- **WORK TO COMPLETE**: Starting from the line containing "Convert this document image to plain text.", write out every remaining line exactly, the last one included.

* Start *

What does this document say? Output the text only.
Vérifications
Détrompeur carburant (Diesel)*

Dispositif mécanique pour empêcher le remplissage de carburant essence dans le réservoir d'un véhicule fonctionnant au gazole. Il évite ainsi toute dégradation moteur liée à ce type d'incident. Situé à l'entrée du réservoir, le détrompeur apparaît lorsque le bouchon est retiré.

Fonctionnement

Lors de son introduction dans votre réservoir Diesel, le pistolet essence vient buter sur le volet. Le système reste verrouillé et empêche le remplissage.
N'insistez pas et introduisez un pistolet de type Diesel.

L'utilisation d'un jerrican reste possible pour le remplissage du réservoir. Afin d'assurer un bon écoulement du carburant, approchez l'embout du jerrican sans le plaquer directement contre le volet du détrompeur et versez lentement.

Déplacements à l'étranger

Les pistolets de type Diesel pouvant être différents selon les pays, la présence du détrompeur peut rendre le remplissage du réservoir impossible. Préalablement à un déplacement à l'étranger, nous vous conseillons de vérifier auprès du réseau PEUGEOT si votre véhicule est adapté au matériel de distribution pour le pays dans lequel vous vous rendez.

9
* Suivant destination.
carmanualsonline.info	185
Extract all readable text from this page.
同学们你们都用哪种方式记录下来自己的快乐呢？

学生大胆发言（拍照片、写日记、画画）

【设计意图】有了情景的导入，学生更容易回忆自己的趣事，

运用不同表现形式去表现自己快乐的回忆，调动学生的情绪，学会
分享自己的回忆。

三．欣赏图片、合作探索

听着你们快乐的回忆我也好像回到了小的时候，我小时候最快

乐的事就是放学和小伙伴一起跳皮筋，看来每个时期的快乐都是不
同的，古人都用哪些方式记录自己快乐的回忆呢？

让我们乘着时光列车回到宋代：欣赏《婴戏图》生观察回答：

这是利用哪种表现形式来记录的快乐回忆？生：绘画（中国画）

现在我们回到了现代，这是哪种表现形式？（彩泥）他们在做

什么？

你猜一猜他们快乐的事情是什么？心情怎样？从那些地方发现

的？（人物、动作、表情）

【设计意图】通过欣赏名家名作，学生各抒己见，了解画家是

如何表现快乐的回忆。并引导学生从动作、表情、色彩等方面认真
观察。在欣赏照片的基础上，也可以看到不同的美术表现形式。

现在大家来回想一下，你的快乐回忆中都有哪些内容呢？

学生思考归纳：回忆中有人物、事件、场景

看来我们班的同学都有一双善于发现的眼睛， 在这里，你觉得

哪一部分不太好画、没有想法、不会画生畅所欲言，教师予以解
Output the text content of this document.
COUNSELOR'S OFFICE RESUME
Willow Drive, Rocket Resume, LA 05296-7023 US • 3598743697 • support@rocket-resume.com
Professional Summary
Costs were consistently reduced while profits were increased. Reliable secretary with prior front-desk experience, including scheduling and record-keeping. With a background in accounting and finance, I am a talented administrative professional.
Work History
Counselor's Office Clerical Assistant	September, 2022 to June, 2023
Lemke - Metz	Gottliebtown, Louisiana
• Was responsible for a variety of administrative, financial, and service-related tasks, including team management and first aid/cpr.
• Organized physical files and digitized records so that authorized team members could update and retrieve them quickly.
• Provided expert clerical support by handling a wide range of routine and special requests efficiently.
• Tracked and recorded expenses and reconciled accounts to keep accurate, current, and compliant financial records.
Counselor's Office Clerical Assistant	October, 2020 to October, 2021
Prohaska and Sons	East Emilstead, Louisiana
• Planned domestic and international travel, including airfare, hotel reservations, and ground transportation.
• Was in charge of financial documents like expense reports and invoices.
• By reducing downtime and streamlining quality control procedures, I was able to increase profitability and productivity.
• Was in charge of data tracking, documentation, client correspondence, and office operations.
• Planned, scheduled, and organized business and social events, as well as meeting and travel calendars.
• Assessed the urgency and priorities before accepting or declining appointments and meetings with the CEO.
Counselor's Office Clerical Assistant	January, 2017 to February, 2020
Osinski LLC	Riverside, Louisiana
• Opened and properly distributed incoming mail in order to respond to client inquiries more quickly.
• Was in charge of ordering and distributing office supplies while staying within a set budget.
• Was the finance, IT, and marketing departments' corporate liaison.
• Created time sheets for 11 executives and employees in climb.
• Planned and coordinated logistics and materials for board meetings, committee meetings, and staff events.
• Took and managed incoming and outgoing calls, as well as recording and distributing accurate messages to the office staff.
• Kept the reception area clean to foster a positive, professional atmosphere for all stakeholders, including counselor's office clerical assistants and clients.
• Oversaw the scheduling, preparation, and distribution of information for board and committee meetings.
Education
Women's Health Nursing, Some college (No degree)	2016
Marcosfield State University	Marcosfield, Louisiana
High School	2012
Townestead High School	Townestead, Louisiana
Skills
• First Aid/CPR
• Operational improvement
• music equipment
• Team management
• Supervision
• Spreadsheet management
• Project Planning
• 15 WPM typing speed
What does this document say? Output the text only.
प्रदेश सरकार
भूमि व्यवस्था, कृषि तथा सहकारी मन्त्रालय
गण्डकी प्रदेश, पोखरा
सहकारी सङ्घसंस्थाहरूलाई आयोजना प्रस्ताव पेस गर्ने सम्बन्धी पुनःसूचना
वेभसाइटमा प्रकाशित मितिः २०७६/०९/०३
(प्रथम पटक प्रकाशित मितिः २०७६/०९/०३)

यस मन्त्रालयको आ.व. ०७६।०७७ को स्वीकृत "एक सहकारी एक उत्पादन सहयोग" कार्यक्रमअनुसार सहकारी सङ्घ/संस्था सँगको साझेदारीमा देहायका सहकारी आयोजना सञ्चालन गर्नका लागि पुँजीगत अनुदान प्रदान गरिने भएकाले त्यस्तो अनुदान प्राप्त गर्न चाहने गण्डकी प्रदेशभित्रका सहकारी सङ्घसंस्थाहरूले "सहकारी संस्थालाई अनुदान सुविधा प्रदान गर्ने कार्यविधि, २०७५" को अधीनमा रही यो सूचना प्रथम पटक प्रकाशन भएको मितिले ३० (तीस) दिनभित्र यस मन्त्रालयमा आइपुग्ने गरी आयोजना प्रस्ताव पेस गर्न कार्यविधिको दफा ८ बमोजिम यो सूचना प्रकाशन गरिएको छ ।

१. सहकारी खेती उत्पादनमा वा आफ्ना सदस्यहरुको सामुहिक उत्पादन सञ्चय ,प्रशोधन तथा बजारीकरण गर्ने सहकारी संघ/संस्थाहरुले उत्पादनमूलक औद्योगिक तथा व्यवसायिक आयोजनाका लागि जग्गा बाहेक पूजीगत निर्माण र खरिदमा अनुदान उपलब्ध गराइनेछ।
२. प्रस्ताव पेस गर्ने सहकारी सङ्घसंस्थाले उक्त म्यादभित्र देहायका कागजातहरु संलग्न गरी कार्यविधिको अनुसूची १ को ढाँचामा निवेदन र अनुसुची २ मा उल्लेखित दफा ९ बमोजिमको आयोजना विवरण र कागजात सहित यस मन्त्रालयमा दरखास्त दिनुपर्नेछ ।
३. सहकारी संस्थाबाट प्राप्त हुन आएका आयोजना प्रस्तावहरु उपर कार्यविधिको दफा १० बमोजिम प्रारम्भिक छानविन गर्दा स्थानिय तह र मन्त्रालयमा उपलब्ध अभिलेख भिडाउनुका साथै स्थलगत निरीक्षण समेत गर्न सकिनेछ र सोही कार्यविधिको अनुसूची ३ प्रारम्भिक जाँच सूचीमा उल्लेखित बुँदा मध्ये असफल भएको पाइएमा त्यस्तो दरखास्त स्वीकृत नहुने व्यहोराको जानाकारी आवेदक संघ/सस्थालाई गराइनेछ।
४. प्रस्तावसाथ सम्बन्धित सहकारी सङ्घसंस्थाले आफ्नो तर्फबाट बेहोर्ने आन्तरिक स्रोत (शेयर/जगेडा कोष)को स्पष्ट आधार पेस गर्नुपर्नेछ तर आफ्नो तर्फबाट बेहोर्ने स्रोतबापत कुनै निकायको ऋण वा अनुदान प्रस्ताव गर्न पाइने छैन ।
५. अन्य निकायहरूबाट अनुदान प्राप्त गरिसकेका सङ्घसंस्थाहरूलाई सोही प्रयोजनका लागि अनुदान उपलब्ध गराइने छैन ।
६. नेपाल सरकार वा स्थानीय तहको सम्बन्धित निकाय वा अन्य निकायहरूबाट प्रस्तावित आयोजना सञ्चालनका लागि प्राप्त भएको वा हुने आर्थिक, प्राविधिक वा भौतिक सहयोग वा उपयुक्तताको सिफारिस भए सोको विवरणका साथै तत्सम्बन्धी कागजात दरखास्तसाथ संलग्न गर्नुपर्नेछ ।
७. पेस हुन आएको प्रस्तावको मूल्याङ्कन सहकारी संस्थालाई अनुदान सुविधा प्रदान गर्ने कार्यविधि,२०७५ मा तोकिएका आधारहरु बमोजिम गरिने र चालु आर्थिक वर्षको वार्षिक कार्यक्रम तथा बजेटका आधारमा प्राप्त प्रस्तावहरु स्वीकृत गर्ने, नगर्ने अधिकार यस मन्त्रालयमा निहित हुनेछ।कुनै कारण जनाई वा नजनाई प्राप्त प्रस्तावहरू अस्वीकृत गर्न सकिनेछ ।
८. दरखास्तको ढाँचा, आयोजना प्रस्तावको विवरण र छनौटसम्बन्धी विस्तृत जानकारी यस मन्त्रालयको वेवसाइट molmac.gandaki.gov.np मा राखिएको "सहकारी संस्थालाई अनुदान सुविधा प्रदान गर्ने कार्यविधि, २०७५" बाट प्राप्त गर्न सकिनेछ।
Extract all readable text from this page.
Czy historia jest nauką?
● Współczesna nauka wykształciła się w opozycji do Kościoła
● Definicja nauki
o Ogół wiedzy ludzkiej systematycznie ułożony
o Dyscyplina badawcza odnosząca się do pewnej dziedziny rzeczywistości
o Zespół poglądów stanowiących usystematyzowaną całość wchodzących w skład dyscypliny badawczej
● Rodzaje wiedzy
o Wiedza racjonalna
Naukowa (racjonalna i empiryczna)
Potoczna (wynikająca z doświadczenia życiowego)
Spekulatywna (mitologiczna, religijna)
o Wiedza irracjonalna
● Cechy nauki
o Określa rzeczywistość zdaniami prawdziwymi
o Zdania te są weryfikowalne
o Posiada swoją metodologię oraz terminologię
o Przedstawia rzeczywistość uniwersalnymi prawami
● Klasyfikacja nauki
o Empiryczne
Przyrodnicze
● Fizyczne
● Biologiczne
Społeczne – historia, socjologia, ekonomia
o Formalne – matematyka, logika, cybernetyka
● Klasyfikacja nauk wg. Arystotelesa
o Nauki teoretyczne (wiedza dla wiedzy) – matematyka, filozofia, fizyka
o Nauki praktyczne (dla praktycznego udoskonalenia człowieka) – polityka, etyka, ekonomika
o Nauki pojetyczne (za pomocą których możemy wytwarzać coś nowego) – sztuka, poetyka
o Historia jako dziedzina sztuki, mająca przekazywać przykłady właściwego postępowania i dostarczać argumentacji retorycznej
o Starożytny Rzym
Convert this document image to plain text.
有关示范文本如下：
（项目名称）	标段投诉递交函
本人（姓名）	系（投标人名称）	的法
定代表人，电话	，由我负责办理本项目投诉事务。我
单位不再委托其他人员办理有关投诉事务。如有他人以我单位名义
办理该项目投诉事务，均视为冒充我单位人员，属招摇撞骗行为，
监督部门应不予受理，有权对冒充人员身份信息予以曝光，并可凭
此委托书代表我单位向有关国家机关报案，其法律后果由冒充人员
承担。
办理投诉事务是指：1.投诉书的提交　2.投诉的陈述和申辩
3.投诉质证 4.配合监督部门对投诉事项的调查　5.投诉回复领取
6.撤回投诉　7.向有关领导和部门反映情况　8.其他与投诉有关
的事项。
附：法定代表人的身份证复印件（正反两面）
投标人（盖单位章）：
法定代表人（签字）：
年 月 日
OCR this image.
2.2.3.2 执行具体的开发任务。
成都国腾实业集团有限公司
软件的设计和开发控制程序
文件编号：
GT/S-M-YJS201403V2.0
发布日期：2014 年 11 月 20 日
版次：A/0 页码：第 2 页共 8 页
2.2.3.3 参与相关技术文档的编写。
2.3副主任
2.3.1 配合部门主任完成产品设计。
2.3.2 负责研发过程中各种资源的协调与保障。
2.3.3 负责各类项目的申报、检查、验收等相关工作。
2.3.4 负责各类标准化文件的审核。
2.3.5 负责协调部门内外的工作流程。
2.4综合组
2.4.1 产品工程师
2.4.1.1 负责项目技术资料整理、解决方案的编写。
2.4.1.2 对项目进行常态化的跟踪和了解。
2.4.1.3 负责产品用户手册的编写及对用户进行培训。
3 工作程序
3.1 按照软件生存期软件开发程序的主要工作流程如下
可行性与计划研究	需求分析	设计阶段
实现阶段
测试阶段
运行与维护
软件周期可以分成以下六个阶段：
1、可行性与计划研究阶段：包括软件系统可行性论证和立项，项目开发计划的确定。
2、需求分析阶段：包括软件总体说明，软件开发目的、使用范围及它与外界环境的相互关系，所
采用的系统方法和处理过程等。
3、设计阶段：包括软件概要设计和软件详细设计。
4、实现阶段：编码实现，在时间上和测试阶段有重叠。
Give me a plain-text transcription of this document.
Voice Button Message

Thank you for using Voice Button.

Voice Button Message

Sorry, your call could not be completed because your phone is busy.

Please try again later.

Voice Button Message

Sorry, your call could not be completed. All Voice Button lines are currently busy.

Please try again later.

* End *

- **EXERCISE ANSWER**:
Convert this document image to plain text.
有关示范文本如下：
（项目名称）	标段投诉递交函
本人（姓名）	系（投标人名称）	的法
定代表人，电话	，由我负责办理本项目投诉事务。我
单位不再委托其他人员办理有关投诉事务。如有他人以我单位名义
办理该项目投诉事务，均视为冒充我单位人员，属招摇撞骗行为，
监督部门应不予受理，有权对冒充人员身份信息予以曝光，并可凭
此委托书代表我单位向有关国家机关报案，其法律后果由冒充人员
承担。
办理投诉事务是指：1.投诉书的提交　2.投诉的陈述和申辩
3.投诉质证 4.配合监督部门对投诉事项的调查　5.投诉回复领取
6.撤回投诉　7.向有关领导和部门反映情况　8.其他与投诉有关
的事项。
附：法定代表人的身份证复印件（正反两面）
投标人（盖单位章）：
法定代表人（签字）：
年 月 日
OCR this image.
2.2.3.2 执行具体的开发任务。
成都国腾实业集团有限公司
软件的设计和开发控制程序
文件编号：
GT/S-M-YJS201403V2.0
发布日期：2014 年 11 月 20 日
版次：A/0 页码：第 2 页共 8 页
2.2.3.3 参与相关技术文档的编写。
2.3副主任
2.3.1 配合部门主任完成产品设计。
2.3.2 负责研发过程中各种资源的协调与保障。
2.3.3 负责各类项目的申报、检查、验收等相关工作。
2.3.4 负责各类标准化文件的审核。
2.3.5 负责协调部门内外的工作流程。
2.4综合组
2.4.1 产品工程师
2.4.1.1 负责项目技术资料整理、解决方案的编写。
2.4.1.2 对项目进行常态化的跟踪和了解。
2.4.1.3 负责产品用户手册的编写及对用户进行培训。
3 工作程序
3.1 按照软件生存期软件开发程序的主要工作流程如下
可行性与计划研究	需求分析	设计阶段
实现阶段
测试阶段
运行与维护
软件周期可以分成以下六个阶段：
1、可行性与计划研究阶段：包括软件系统可行性论证和立项，项目开发计划的确定。
2、需求分析阶段：包括软件总体说明，软件开发目的、使用范围及它与外界环境的相互关系，所
采用的系统方法和处理过程等。
3、设计阶段：包括软件概要设计和软件详细设计。
4、实现阶段：编码实现，在时间上和测试阶段有重叠。
Give me a plain-text transcription of this document.
Voice Button Message

Thank you for using Voice Button.

Voice Button Message

Sorry, your call could not be completed because your phone is busy.

Please try again later.

Voice Button Message

Sorry, your call could not be completed. All Voice Button lines are currently busy.

Please try again later.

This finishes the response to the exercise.